======== SUPPLIED DATA

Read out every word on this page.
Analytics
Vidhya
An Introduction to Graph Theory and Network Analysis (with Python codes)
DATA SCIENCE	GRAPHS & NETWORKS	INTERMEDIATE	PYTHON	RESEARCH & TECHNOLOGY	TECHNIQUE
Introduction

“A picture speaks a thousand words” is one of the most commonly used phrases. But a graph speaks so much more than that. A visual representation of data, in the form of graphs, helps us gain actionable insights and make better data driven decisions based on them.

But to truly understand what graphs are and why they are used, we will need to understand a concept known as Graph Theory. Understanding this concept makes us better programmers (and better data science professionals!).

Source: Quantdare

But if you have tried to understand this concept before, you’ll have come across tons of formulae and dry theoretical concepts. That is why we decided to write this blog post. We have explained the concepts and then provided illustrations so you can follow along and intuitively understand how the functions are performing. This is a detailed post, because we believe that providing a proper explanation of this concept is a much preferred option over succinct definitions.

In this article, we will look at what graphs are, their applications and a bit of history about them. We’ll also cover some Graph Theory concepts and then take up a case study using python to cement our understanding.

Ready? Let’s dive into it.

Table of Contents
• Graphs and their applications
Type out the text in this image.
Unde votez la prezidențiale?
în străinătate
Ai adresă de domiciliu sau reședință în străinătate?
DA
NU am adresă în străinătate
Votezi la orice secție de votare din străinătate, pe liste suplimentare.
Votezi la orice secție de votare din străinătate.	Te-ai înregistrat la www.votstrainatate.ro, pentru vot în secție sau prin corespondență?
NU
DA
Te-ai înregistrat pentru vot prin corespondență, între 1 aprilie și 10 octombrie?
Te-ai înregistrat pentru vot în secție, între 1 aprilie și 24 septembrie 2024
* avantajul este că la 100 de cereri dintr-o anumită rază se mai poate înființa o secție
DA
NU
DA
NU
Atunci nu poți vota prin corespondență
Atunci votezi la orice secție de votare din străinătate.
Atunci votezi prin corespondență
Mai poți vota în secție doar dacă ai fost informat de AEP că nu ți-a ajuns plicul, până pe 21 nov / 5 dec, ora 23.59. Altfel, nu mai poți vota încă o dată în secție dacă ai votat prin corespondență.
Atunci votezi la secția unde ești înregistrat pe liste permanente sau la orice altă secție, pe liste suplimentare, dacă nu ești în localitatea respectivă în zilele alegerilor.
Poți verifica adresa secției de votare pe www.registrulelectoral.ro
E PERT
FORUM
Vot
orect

================

**WHAT TO DO**
Reproduce each entry above exactly, keeping every word.

**THE REPLY**
Read out every word on this page.
Analytics
Vidhya
An Introduction to Graph Theory and Network Analysis (with Python codes)
DATA SCIENCE	GRAPHS & NETWORKS	INTERMEDIATE	PYTHON	RESEARCH & TECHNOLOGY	TECHNIQUE
Introduction

“A picture speaks a thousand words” is one of the most commonly used phrases. But a graph speaks so much more than that. A visual representation of data, in the form of graphs, helps us gain actionable insights and make better data driven decisions based on them.

But to truly understand what graphs are and why they are used, we will need to understand a concept known as Graph Theory. Understanding this concept makes us better programmers (and better data science professionals!).

Source: Quantdare

But if you have tried to understand this concept before, you’ll have come across tons of formulae and dry theoretical concepts. That is why we decided to write this blog post. We have explained the concepts and then provided illustrations so you can follow along and intuitively understand how the functions are performing. This is a detailed post, because we believe that providing a proper explanation of this concept is a much preferred option over succinct definitions.

In this article, we will look at what graphs are, their applications and a bit of history about them. We’ll also cover some Graph Theory concepts and then take up a case study using python to cement our understanding.

Ready? Let’s dive into it.

Table of Contents
• Graphs and their applications
Type out the text in this image.
Unde votez la prezidențiale?
în străinătate
Ai adresă de domiciliu sau reședință în străinătate?
DA
NU am adresă în străinătate
Votezi la orice secție de votare din străinătate, pe liste suplimentare.
Votezi la orice secție de votare din străinătate.	Te-ai înregistrat la www.votstrainatate.ro, pentru vot în secție sau prin corespondență?
NU
DA
Te-ai înregistrat pentru vot prin corespondență, între 1 aprilie și 10 octombrie?
Te-ai înregistrat pentru vot în secție, între 1 aprilie și 24 septembrie 2024
* avantajul este că la 100 de cereri dintr-o anumită rază se mai poate înființa o secție
DA
NU
DA
NU
Atunci nu poți vota prin corespondență
Atunci votezi la orice secție de votare din străinătate.
Atunci votezi prin corespondență
Mai poți vota în secție doar dacă ai fost informat de AEP că nu ți-a ajuns plicul, până pe 21 nov / 5 dec, ora 23.59. Altfel, nu mai poți vota încă o dată în secție dacă ai votat prin corespondență.
Atunci votezi la secția unde ești înregistrat pe liste permanente sau la orice altă secție, pe liste suplimentare, dacă nu ești în localitatea respectivă în zilele alegerilor.
Poți verifica adresa secției de votare pe www.registrulelectoral.ro
E PERT
FORUM
Vot
orect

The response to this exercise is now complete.